WORK REQUIRED: Without the images, write out all of the following entries exactly.

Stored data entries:

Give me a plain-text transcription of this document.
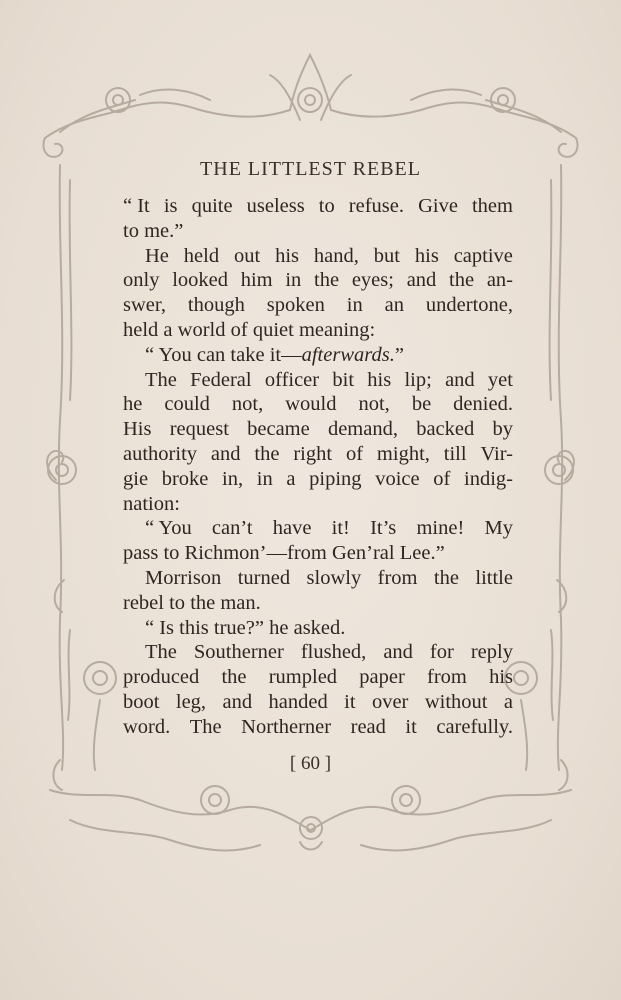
THE LITTLEST REBEL
“ It is quite useless to refuse. Give them
to me.”
He held out his hand, but his captive
only looked him in the eyes; and the an-
swer, though spoken in an undertone,
held a world of quiet meaning:
“ You can take it— afterwards. ”
The Federal officer bit his lip; and yet
he could not, would not, be denied.
His request became demand, backed by
authority and the right of might, till Vir-
gie broke in, in a piping voice of indig-
nation:
“ You can’t have it! It’s mine! My
pass to Richmon’—from Gen’ral Lee.”
Morrison turned slowly from the little
rebel to the man.
“ Is this true? ” he asked.
The Southerner flushed, and for reply
produced the rumpled paper from his
boot leg, and handed it over without a
word. The Northerner read it carefully.
[ 60 ]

SOLUTION TO THIS EXERCISE:
Give me a plain-text transcription of this document.
THE LITTLEST REBEL
“ It is quite useless to refuse. Give them
to me.”
He held out his hand, but his captive
only looked him in the eyes; and the an-
swer, though spoken in an undertone,
held a world of quiet meaning:
“ You can take it— afterwards. ”
The Federal officer bit his lip; and yet
he could not, would not, be denied.
His request became demand, backed by
authority and the right of might, till Vir-
gie broke in, in a piping voice of indig-
nation:
“ You can’t have it! It’s mine! My
pass to Richmon’—from Gen’ral Lee.”
Morrison turned slowly from the little
rebel to the man.
“ Is this true? ” he asked.
The Southerner flushed, and for reply
produced the rumpled paper from his
boot leg, and handed it over without a
word. The Northerner read it carefully.
[ 60 ]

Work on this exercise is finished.